Examine each line of the data. Copy those that contain the string "heading".

● ● ● ●

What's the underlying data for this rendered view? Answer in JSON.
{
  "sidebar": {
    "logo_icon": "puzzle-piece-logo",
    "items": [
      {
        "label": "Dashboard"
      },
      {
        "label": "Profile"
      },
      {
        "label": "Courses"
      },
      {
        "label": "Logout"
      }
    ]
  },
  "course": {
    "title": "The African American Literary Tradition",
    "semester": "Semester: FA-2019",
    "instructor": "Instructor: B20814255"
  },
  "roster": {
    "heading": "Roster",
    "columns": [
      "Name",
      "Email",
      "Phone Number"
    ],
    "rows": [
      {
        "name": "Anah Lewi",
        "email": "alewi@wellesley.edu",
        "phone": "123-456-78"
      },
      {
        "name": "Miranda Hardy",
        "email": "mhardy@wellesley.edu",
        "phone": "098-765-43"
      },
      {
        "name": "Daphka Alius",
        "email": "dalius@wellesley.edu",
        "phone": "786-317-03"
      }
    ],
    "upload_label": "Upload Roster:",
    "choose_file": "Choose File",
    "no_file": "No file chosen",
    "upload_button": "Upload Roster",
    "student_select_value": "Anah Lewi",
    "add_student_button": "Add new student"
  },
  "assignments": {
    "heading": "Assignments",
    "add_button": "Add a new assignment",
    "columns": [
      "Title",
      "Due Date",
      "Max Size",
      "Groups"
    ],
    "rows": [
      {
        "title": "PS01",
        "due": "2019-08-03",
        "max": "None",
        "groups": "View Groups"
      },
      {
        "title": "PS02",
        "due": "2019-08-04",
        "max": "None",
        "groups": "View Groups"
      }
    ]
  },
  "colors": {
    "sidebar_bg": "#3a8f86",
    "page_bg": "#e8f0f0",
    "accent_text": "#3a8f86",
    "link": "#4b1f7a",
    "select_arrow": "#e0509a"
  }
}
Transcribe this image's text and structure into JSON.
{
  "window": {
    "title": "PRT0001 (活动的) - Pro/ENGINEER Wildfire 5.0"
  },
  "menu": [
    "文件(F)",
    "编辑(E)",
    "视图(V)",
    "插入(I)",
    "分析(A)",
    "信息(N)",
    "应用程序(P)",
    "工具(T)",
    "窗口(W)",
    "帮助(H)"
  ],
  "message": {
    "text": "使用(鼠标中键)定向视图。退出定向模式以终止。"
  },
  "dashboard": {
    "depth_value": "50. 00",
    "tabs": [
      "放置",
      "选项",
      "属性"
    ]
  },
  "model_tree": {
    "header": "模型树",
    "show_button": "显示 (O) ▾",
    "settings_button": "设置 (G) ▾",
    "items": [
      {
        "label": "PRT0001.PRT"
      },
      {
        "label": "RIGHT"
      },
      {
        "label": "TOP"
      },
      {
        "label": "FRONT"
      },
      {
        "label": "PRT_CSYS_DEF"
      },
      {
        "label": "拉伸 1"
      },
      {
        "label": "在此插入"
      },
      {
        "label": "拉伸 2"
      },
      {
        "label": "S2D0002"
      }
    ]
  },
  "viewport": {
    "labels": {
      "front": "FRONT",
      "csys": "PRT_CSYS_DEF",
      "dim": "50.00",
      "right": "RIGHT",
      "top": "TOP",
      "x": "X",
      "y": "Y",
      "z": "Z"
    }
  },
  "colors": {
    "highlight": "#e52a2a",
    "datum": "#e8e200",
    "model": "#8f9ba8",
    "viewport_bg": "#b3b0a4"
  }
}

● ● ● ●

EXPECTED ANSWER —
    "heading": "Roster",
    "heading": "Assignments",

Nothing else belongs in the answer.